[Stored data entries]
▼▼▼

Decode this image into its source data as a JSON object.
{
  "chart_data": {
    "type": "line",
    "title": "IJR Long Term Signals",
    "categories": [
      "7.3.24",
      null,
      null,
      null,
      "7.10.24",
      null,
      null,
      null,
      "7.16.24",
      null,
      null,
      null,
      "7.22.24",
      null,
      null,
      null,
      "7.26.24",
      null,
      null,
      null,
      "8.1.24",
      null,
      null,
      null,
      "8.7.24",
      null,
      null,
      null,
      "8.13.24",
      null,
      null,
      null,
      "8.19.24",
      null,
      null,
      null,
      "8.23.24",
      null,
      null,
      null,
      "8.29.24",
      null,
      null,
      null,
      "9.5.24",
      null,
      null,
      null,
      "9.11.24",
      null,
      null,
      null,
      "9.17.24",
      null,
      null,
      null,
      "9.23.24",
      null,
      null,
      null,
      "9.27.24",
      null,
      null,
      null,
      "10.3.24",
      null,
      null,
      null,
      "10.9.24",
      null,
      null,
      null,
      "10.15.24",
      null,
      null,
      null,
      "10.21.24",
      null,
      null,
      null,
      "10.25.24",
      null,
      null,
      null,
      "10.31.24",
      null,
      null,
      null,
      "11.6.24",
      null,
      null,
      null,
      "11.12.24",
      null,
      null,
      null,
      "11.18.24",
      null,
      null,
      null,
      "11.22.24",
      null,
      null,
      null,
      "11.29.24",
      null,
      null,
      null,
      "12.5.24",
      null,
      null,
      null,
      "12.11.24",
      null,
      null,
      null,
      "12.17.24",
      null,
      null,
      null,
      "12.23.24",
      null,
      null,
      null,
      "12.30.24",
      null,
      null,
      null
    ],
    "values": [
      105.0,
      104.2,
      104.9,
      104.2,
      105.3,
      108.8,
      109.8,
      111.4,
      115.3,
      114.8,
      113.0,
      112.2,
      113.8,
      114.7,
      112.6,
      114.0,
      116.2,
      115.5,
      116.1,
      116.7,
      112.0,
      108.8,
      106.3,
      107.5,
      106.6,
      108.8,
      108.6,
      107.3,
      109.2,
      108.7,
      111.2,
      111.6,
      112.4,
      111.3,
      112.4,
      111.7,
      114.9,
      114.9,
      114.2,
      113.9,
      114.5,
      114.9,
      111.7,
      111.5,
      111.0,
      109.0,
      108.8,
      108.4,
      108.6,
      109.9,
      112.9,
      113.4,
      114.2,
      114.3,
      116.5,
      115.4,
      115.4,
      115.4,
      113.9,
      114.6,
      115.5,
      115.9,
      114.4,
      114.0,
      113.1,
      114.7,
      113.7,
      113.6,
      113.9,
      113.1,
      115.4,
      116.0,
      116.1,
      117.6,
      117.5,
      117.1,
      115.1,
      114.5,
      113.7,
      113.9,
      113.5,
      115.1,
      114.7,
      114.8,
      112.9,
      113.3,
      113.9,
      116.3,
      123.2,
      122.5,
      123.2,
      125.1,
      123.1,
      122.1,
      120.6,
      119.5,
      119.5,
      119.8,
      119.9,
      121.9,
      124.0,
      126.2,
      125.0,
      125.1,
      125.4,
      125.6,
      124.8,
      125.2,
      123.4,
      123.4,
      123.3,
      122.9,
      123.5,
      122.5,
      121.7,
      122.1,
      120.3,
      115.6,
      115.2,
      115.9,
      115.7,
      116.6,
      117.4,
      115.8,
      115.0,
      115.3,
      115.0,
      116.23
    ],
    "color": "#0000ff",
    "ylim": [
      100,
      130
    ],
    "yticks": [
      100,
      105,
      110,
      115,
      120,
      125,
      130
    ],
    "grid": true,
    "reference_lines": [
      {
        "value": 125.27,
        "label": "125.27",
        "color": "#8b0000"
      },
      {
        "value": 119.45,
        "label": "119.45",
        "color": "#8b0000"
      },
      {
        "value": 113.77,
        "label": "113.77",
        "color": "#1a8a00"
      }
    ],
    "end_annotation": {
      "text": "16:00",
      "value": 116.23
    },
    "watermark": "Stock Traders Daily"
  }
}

▲▲▲

SET PROBLEM => Find the word "label" in the data and copy out each line where it turns up.

RESULT OF THIS EXERCISE =>
        "label": "125.27",
        "label": "119.45",
        "label": "113.77",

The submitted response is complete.